##### The records #####

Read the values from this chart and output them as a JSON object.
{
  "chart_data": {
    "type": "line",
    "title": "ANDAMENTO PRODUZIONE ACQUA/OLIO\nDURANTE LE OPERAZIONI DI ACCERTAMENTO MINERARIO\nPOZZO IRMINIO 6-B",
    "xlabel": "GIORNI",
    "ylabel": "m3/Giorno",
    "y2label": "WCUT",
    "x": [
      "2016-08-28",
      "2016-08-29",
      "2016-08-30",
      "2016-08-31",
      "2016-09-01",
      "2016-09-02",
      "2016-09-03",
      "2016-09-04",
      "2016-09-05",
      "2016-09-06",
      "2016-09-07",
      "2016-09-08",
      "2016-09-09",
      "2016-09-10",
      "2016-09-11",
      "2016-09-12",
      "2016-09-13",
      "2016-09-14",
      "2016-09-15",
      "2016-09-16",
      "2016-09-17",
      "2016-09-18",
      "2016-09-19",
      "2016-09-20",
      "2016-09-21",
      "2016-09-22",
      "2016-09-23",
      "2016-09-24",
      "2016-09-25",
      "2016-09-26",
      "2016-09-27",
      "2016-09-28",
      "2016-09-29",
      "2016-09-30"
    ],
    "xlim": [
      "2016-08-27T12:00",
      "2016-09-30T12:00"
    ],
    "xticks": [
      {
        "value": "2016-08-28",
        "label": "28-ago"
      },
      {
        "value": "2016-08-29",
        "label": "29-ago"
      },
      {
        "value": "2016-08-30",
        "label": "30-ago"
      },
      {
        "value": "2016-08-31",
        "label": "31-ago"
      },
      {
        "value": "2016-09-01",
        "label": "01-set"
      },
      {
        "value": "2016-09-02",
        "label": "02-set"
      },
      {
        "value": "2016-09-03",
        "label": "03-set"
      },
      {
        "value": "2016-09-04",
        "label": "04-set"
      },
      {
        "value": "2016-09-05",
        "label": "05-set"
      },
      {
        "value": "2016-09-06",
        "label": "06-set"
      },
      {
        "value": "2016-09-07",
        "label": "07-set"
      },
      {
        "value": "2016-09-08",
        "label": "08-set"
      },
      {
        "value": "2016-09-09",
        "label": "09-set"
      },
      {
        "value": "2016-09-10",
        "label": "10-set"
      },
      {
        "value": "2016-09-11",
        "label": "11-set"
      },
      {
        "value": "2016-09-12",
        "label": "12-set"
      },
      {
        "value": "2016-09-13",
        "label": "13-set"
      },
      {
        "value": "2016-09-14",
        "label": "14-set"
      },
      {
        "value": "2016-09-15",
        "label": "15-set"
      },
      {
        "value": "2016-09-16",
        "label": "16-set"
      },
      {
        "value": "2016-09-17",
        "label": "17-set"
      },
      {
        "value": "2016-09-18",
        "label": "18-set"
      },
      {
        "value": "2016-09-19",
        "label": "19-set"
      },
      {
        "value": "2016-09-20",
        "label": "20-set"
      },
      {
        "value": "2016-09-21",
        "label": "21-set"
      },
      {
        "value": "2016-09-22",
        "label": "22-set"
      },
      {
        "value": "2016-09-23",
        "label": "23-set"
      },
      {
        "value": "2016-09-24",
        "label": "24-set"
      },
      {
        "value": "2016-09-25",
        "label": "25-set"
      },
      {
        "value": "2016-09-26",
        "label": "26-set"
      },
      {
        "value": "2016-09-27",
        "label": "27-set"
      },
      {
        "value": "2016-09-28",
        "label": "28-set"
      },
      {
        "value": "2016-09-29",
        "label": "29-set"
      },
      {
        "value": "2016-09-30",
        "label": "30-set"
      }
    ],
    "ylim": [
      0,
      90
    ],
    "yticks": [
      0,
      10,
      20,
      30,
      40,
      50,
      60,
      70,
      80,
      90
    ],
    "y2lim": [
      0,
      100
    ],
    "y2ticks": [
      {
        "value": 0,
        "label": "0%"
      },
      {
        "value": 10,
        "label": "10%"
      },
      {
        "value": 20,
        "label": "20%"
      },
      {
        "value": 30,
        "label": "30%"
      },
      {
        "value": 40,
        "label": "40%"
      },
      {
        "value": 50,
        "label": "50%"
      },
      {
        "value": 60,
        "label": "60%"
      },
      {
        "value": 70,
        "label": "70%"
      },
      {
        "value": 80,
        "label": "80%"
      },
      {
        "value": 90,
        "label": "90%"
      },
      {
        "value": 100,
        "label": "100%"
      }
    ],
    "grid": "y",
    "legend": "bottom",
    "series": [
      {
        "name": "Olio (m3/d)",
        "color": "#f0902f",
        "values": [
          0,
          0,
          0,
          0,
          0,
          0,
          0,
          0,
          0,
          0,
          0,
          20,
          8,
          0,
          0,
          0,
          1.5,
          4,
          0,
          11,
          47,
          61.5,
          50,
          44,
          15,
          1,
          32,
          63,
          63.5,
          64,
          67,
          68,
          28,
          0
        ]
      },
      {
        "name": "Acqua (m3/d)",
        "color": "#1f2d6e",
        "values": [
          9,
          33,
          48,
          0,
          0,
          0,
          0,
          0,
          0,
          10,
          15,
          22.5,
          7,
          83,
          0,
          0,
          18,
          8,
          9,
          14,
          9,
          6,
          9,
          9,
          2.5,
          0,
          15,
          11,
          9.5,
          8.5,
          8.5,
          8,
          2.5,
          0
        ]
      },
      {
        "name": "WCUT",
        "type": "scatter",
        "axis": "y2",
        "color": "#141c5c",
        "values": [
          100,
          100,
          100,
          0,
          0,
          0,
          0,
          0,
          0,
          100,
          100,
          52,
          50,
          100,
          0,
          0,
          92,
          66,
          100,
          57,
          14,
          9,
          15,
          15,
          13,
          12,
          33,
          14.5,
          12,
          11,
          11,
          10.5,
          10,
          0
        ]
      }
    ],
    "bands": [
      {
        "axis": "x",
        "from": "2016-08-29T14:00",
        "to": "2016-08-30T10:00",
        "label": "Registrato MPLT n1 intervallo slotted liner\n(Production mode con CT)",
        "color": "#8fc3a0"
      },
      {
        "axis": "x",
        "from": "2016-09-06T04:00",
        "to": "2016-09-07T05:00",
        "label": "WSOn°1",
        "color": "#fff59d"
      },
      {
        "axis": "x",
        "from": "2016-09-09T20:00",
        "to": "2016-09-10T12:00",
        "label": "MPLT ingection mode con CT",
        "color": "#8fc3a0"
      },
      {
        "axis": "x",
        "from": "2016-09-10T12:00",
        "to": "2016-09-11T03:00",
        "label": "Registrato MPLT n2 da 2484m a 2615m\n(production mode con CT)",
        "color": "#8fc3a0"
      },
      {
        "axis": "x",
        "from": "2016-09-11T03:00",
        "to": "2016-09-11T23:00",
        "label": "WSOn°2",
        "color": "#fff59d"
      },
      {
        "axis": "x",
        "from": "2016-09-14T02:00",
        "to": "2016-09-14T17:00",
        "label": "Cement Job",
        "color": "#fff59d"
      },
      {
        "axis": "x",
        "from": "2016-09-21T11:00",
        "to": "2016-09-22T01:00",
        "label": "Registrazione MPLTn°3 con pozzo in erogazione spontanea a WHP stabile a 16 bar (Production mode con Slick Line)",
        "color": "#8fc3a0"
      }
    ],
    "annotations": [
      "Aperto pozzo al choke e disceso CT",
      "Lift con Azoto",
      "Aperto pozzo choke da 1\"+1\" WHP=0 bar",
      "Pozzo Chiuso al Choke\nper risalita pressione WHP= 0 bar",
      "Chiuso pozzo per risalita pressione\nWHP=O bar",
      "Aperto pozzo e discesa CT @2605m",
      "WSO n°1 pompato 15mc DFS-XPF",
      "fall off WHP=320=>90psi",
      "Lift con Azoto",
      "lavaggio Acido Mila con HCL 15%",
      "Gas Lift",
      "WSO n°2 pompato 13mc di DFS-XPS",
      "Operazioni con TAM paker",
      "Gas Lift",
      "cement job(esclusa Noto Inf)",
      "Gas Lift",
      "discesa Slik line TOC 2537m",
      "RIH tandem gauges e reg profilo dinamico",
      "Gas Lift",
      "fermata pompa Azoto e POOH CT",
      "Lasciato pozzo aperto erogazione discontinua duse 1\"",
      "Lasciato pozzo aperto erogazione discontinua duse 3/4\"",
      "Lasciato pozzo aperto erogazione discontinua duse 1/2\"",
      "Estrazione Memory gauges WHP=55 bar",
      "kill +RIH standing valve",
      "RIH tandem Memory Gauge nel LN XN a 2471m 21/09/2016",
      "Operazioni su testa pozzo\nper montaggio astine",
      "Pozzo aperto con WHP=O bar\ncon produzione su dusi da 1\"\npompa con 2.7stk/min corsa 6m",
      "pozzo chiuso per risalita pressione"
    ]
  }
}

#####

» **Given problem**:
Report each line in the data that holds the word "from".

» **Task result**:
Read the values from this chart and output them as a JSON object.
        "from": "2016-08-29T14:00",
        "from": "2016-09-06T04:00",
        "from": "2016-09-09T20:00",
        "from": "2016-09-10T12:00",
        "from": "2016-09-11T03:00",
        "from": "2016-09-14T02:00",
        "from": "2016-09-21T11:00",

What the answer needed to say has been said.